__Entries from a visual dataset__.

§ §

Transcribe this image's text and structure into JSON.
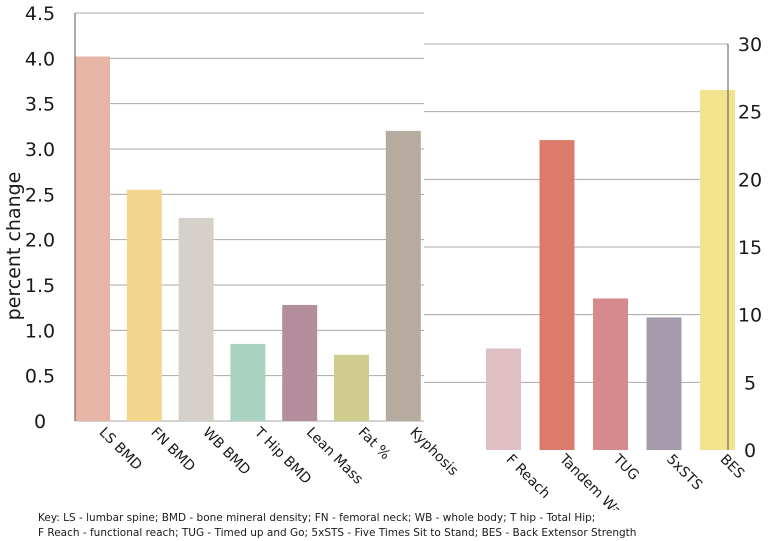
{
  "chart_data": [
    {
      "type": "bar",
      "ylabel": "percent change",
      "ylim": [
        0,
        4.5
      ],
      "yticks": [
        "0",
        "0.5",
        "1.0",
        "1.5",
        "2.0",
        "2.5",
        "3.0",
        "3.5",
        "4.0",
        "4.5"
      ],
      "grid": true,
      "categories": [
        "LS BMD",
        "FN BMD",
        "WB BMD",
        "T Hip BMD",
        "Lean Mass",
        "Fat %",
        "Kyphosis"
      ],
      "values": [
        4.02,
        2.55,
        2.24,
        0.85,
        1.28,
        0.73,
        3.2
      ],
      "colors": [
        "#e6b5a5",
        "#f3d68c",
        "#d5d0c9",
        "#a9d3c0",
        "#b48e9c",
        "#cfcc8e",
        "#b6ab9e"
      ]
    },
    {
      "type": "bar",
      "ylim": [
        0,
        30
      ],
      "yticks": [
        "0",
        "5",
        "10",
        "15",
        "20",
        "25",
        "30"
      ],
      "grid": true,
      "categories": [
        "F Reach",
        "Tandem Walk",
        "TUG",
        "5xSTS",
        "BES"
      ],
      "values": [
        7.5,
        22.9,
        11.2,
        9.8,
        26.6
      ],
      "colors": [
        "#e0c0c4",
        "#dc7b6b",
        "#d68a8e",
        "#a69bac",
        "#f2e38c"
      ]
    }
  ],
  "key": {
    "line1": "Key:  LS - lumbar spine; BMD - bone mineral density; FN - femoral neck; WB - whole body; T hip - Total Hip;",
    "line2": "F Reach - functional reach; TUG - Timed up and Go; 5xSTS - Five Times Sit to Stand; BES - Back Extensor Strength"
  }
}
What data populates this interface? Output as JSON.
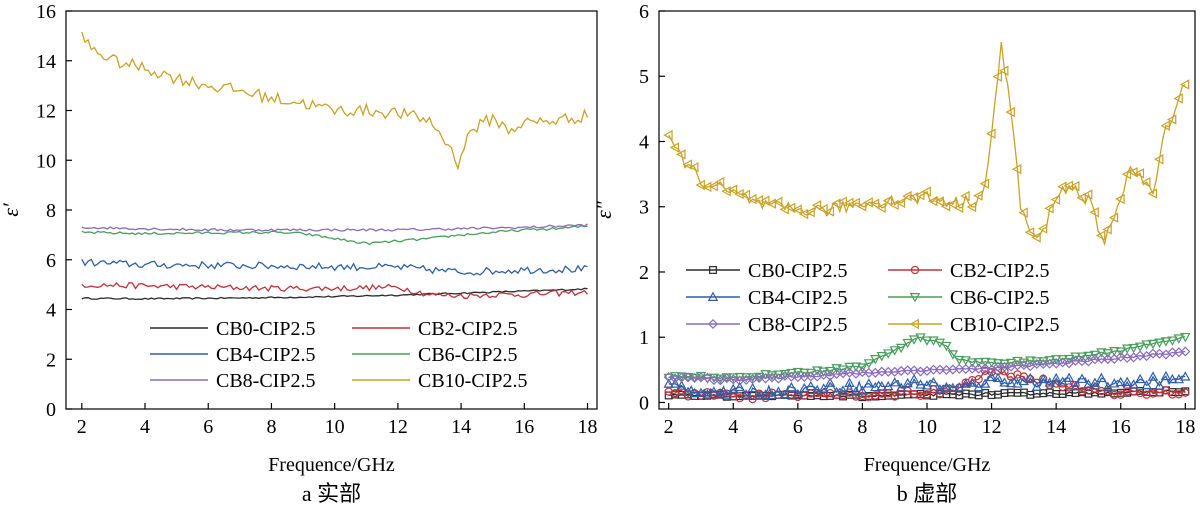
{
  "chart_data": [
    {
      "type": "line",
      "panel_caption": "a  实部",
      "xlabel": "Frequence/GHz",
      "ylabel": "ε′",
      "xlim": [
        1.5,
        18.3
      ],
      "ylim": [
        0,
        16
      ],
      "xticks": [
        "2",
        "4",
        "6",
        "8",
        "10",
        "12",
        "14",
        "16",
        "18"
      ],
      "yticks": [
        "0",
        "2",
        "4",
        "6",
        "8",
        "10",
        "12",
        "14",
        "16"
      ],
      "legend_position": "bottom-center",
      "series": [
        {
          "name": "CB0-CIP2.5",
          "color": "#2b2b2b",
          "marker": "none",
          "x": [
            2,
            4,
            6,
            8,
            10,
            12,
            13,
            14,
            15,
            16,
            17,
            18
          ],
          "y": [
            4.45,
            4.43,
            4.45,
            4.48,
            4.52,
            4.58,
            4.62,
            4.66,
            4.7,
            4.74,
            4.78,
            4.83
          ],
          "noise": 0.03
        },
        {
          "name": "CB2-CIP2.5",
          "color": "#c0303a",
          "marker": "none",
          "x": [
            2,
            4,
            6,
            8,
            10,
            12,
            13,
            14,
            15,
            16,
            17,
            18
          ],
          "y": [
            5.0,
            4.95,
            4.9,
            4.85,
            4.85,
            4.9,
            4.6,
            4.55,
            4.6,
            4.6,
            4.65,
            4.7
          ],
          "noise": 0.12
        },
        {
          "name": "CB4-CIP2.5",
          "color": "#2f5fa8",
          "marker": "none",
          "x": [
            2,
            4,
            6,
            8,
            10,
            12,
            14,
            16,
            18
          ],
          "y": [
            5.9,
            5.8,
            5.78,
            5.75,
            5.72,
            5.7,
            5.5,
            5.6,
            5.62
          ],
          "noise": 0.15
        },
        {
          "name": "CB6-CIP2.5",
          "color": "#4a9e5c",
          "marker": "none",
          "x": [
            2,
            4,
            6,
            8,
            9,
            10,
            11,
            12,
            13,
            14,
            15,
            16,
            17,
            18
          ],
          "y": [
            7.1,
            7.05,
            7.08,
            7.1,
            7.05,
            6.85,
            6.65,
            6.75,
            6.85,
            7.0,
            7.1,
            7.2,
            7.25,
            7.35
          ],
          "noise": 0.05
        },
        {
          "name": "CB8-CIP2.5",
          "color": "#8a6bbd",
          "marker": "none",
          "x": [
            2,
            4,
            6,
            8,
            10,
            12,
            14,
            16,
            18
          ],
          "y": [
            7.3,
            7.25,
            7.2,
            7.2,
            7.2,
            7.2,
            7.25,
            7.3,
            7.4
          ],
          "noise": 0.05
        },
        {
          "name": "CB10-CIP2.5",
          "color": "#c9a227",
          "marker": "none",
          "x": [
            2,
            2.3,
            3,
            4,
            5,
            6,
            7,
            8,
            9,
            10,
            11,
            12,
            13,
            13.5,
            13.9,
            14.3,
            15,
            15.5,
            16,
            17,
            18
          ],
          "y": [
            15.0,
            14.5,
            14.0,
            13.7,
            13.3,
            13.0,
            12.8,
            12.5,
            12.3,
            12.0,
            12.0,
            11.9,
            11.6,
            10.8,
            9.9,
            11.2,
            11.7,
            11.2,
            11.5,
            11.6,
            11.8
          ],
          "noise": 0.25
        }
      ]
    },
    {
      "type": "line",
      "panel_caption": "b  虚部",
      "xlabel": "Frequence/GHz",
      "ylabel": "ε″",
      "xlim": [
        1.7,
        18.3
      ],
      "ylim": [
        -0.1,
        6
      ],
      "xticks": [
        "2",
        "4",
        "6",
        "8",
        "10",
        "12",
        "14",
        "16",
        "18"
      ],
      "yticks": [
        "0",
        "1",
        "2",
        "3",
        "4",
        "5",
        "6"
      ],
      "legend_position": "middle-left",
      "series": [
        {
          "name": "CB0-CIP2.5",
          "color": "#2b2b2b",
          "marker": "square",
          "x": [
            2,
            4,
            6,
            8,
            10,
            12,
            14,
            16,
            18
          ],
          "y": [
            0.12,
            0.1,
            0.1,
            0.1,
            0.12,
            0.13,
            0.14,
            0.15,
            0.18
          ],
          "noise": 0.02
        },
        {
          "name": "CB2-CIP2.5",
          "color": "#c0303a",
          "marker": "circle",
          "x": [
            2,
            4,
            6,
            8,
            10,
            11,
            12,
            13,
            14,
            15,
            16,
            18
          ],
          "y": [
            0.15,
            0.1,
            0.1,
            0.12,
            0.15,
            0.2,
            0.5,
            0.35,
            0.3,
            0.2,
            0.15,
            0.15
          ],
          "noise": 0.05
        },
        {
          "name": "CB4-CIP2.5",
          "color": "#2f5fa8",
          "marker": "triangle-up",
          "x": [
            2,
            4,
            6,
            8,
            10,
            11,
            12,
            14,
            16,
            18
          ],
          "y": [
            0.25,
            0.15,
            0.2,
            0.25,
            0.3,
            0.2,
            0.35,
            0.3,
            0.3,
            0.35
          ],
          "noise": 0.08
        },
        {
          "name": "CB6-CIP2.5",
          "color": "#4a9e5c",
          "marker": "triangle-down",
          "x": [
            2,
            4,
            6,
            8,
            9,
            9.8,
            10.5,
            11,
            12,
            14,
            16,
            18
          ],
          "y": [
            0.4,
            0.38,
            0.45,
            0.55,
            0.8,
            1.0,
            0.9,
            0.65,
            0.6,
            0.65,
            0.8,
            1.0
          ],
          "noise": 0.02
        },
        {
          "name": "CB8-CIP2.5",
          "color": "#8a6bbd",
          "marker": "diamond",
          "x": [
            2,
            4,
            6,
            8,
            10,
            12,
            14,
            16,
            18
          ],
          "y": [
            0.38,
            0.35,
            0.4,
            0.45,
            0.5,
            0.52,
            0.6,
            0.68,
            0.78
          ],
          "noise": 0.02
        },
        {
          "name": "CB10-CIP2.5",
          "color": "#c9a227",
          "marker": "triangle-left",
          "x": [
            2,
            2.5,
            3,
            4,
            5,
            6,
            7,
            8,
            9,
            10,
            10.5,
            11,
            11.5,
            11.8,
            12.1,
            12.3,
            12.6,
            12.9,
            13.3,
            13.6,
            14,
            14.5,
            15,
            15.5,
            15.8,
            16.3,
            17,
            17.4,
            18
          ],
          "y": [
            4.0,
            3.7,
            3.4,
            3.2,
            3.0,
            2.95,
            2.95,
            3.05,
            3.1,
            3.15,
            3.1,
            3.05,
            3.1,
            3.3,
            4.5,
            5.5,
            4.5,
            3.0,
            2.5,
            2.6,
            3.2,
            3.3,
            3.1,
            2.4,
            2.9,
            3.6,
            3.2,
            4.2,
            4.9
          ],
          "noise": 0.1
        }
      ]
    }
  ]
}
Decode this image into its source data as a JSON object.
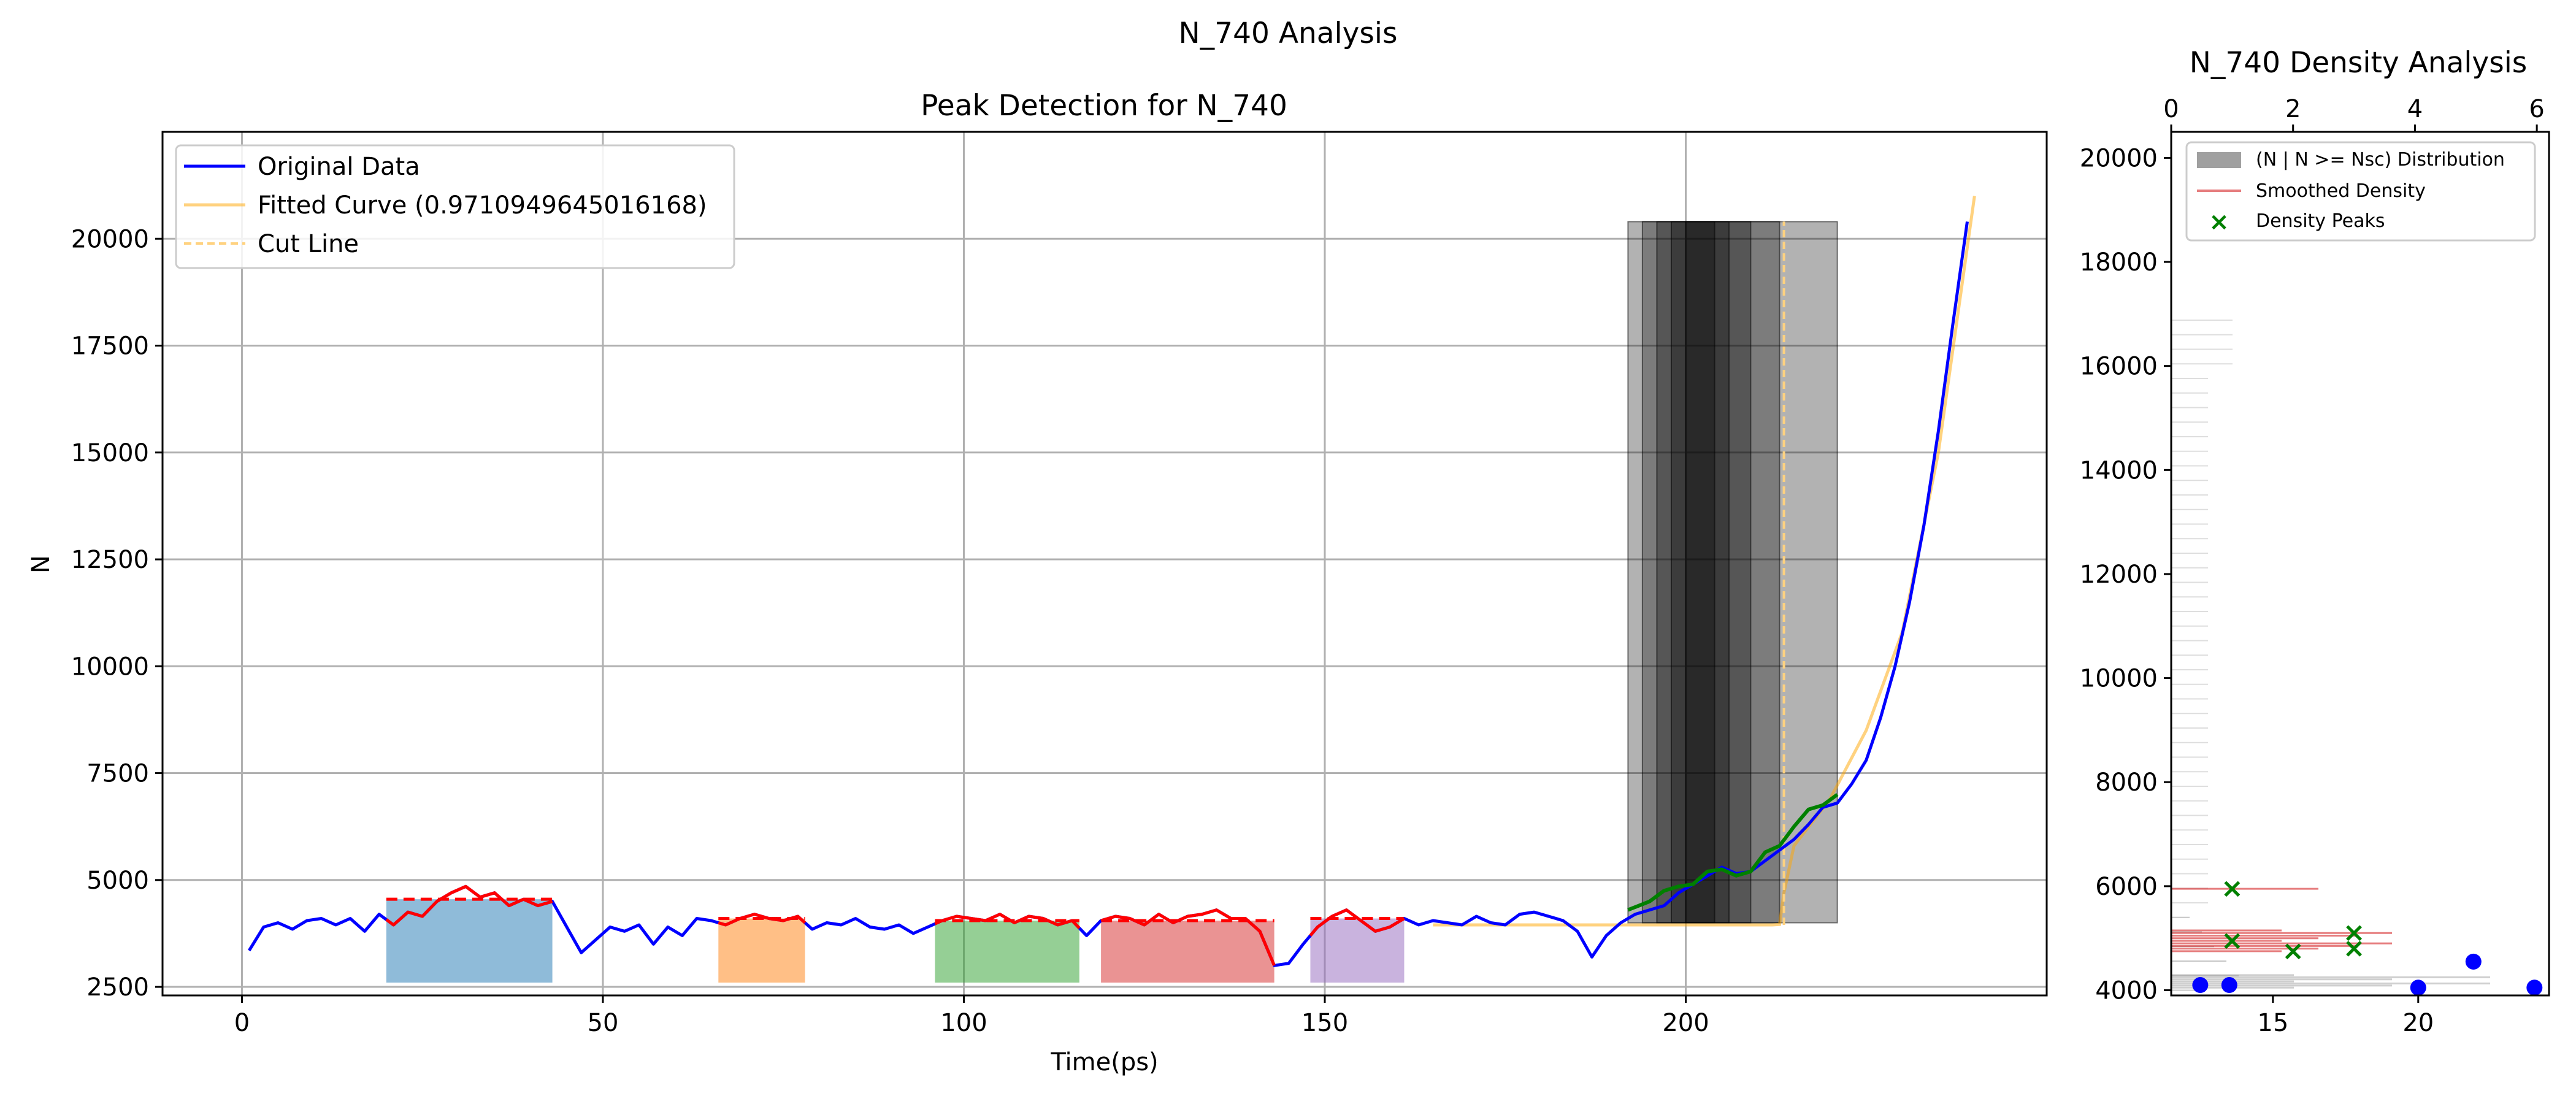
{
  "figure": {
    "suptitle": "N_740 Analysis"
  },
  "chart_data": [
    {
      "type": "line",
      "title": "Peak Detection for N_740",
      "xlabel": "Time(ps)",
      "ylabel": "N",
      "xlim": [
        -11,
        250
      ],
      "ylim": [
        2300,
        22500
      ],
      "xticks": [
        0,
        50,
        100,
        150,
        200
      ],
      "yticks": [
        2500,
        5000,
        7500,
        10000,
        12500,
        15000,
        17500,
        20000
      ],
      "grid": true,
      "legend_position": "top-left",
      "legend": [
        "Original Data",
        "Fitted Curve (0.9710949645016168)",
        "Cut Line"
      ],
      "series": [
        {
          "name": "Original Data",
          "color": "#0000ff",
          "x": [
            1,
            3,
            5,
            7,
            9,
            11,
            13,
            15,
            17,
            19,
            21,
            23,
            25,
            27,
            29,
            31,
            33,
            35,
            37,
            39,
            41,
            43,
            45,
            47,
            49,
            51,
            53,
            55,
            57,
            59,
            61,
            63,
            65,
            67,
            69,
            71,
            73,
            75,
            77,
            79,
            81,
            83,
            85,
            87,
            89,
            91,
            93,
            95,
            97,
            99,
            101,
            103,
            105,
            107,
            109,
            111,
            113,
            115,
            117,
            119,
            121,
            123,
            125,
            127,
            129,
            131,
            133,
            135,
            137,
            139,
            141,
            143,
            145,
            147,
            149,
            151,
            153,
            155,
            157,
            159,
            161,
            163,
            165,
            167,
            169,
            171,
            173,
            175,
            177,
            179,
            181,
            183,
            185,
            187,
            189,
            191,
            193,
            195,
            197,
            199,
            201,
            203,
            205,
            207,
            209,
            211,
            213,
            215,
            217,
            219,
            221,
            223,
            225,
            227,
            229,
            231,
            233,
            235,
            237,
            239
          ],
          "y": [
            3350,
            3900,
            4000,
            3850,
            4050,
            4100,
            3950,
            4100,
            3800,
            4200,
            3950,
            4250,
            4150,
            4500,
            4700,
            4850,
            4600,
            4700,
            4400,
            4550,
            4400,
            4500,
            3900,
            3300,
            3600,
            3900,
            3800,
            3950,
            3500,
            3900,
            3700,
            4100,
            4050,
            3950,
            4100,
            4200,
            4100,
            4050,
            4150,
            3850,
            4000,
            3950,
            4100,
            3900,
            3850,
            3950,
            3750,
            3900,
            4050,
            4150,
            4100,
            4050,
            4200,
            4000,
            4150,
            4100,
            3950,
            4050,
            3700,
            4050,
            4150,
            4100,
            3950,
            4200,
            4000,
            4150,
            4200,
            4300,
            4100,
            4100,
            3800,
            3000,
            3050,
            3500,
            3900,
            4150,
            4300,
            4050,
            3800,
            3900,
            4100,
            3950,
            4050,
            4000,
            3950,
            4150,
            4000,
            3950,
            4200,
            4250,
            4150,
            4050,
            3800,
            3200,
            3700,
            4000,
            4200,
            4300,
            4400,
            4700,
            4900,
            5100,
            5300,
            5150,
            5200,
            5450,
            5700,
            5950,
            6300,
            6700,
            6800,
            7250,
            7800,
            8800,
            10000,
            11500,
            13300,
            15500,
            18000,
            20400
          ]
        },
        {
          "name": "Fitted Curve (0.9710949645016168)",
          "color": "#ffa500",
          "x": [
            165,
            170,
            180,
            190,
            200,
            205,
            210,
            212,
            213,
            213.6,
            215,
            220,
            225,
            230,
            235,
            240
          ],
          "y": [
            3950,
            3950,
            3950,
            3950,
            3950,
            3950,
            3950,
            3950,
            3960,
            4700,
            5800,
            6900,
            8500,
            10800,
            15000,
            21000
          ]
        }
      ],
      "cut_line": {
        "x": 213.6,
        "y": [
          3950,
          20400
        ],
        "color": "#ffd280"
      },
      "peak_regions": [
        {
          "x0": 20,
          "x1": 43,
          "level": 4550,
          "color": "#1f77b4"
        },
        {
          "x0": 66,
          "x1": 78,
          "level": 4100,
          "color": "#ff7f0e"
        },
        {
          "x0": 96,
          "x1": 116,
          "level": 4050,
          "color": "#2ca02c"
        },
        {
          "x0": 119,
          "x1": 143,
          "level": 4050,
          "color": "#d62728"
        },
        {
          "x0": 148,
          "x1": 161,
          "level": 4100,
          "color": "#9467bd"
        }
      ],
      "shaded_bands": [
        {
          "x0": 192,
          "x1": 221
        },
        {
          "x0": 194,
          "x1": 213
        },
        {
          "x0": 196,
          "x1": 209
        },
        {
          "x0": 198,
          "x1": 206
        },
        {
          "x0": 200,
          "x1": 204
        }
      ],
      "green_segment": {
        "x": [
          192,
          195,
          197,
          199,
          201,
          203,
          205,
          207,
          209,
          211,
          213,
          215,
          217,
          219,
          221
        ],
        "y": [
          4300,
          4500,
          4750,
          4850,
          4900,
          5200,
          5250,
          5100,
          5200,
          5650,
          5800,
          6250,
          6650,
          6750,
          7000
        ]
      }
    },
    {
      "type": "bar",
      "orientation": "horizontal",
      "title": "N_740 Density Analysis",
      "x_top_ticks": [
        0,
        2,
        4,
        6
      ],
      "x_bottom_ticks": [
        15,
        20
      ],
      "yticks": [
        4000,
        6000,
        8000,
        10000,
        12000,
        14000,
        16000,
        18000,
        20000
      ],
      "ylim": [
        3900,
        20500
      ],
      "legend_position": "top-right",
      "legend": [
        "(N | N >= Nsc) Distribution",
        "Smoothed Density",
        "Density Peaks"
      ],
      "density_peaks": [
        {
          "x": 1.0,
          "y": 5950
        },
        {
          "x": 1.0,
          "y": 4950
        },
        {
          "x": 2.0,
          "y": 4750
        },
        {
          "x": 3.0,
          "y": 5100
        },
        {
          "x": 3.0,
          "y": 4800
        }
      ],
      "bottom_points": [
        {
          "x": 12.5,
          "y": 4100
        },
        {
          "x": 13.5,
          "y": 4100
        },
        {
          "x": 20.0,
          "y": 4050
        },
        {
          "x": 21.9,
          "y": 4550
        },
        {
          "x": 24.0,
          "y": 4050
        }
      ]
    }
  ]
}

§ §

__INSTRUCTIONS TO FOLLOW__. Pick each line holding the word "ylabel" out of the listing.

__FULL SOLUTION__.
      "ylabel": "percent change",
      "ylabel": "ε′",
      "ylabel": "ε″",
      "ylabel": "N",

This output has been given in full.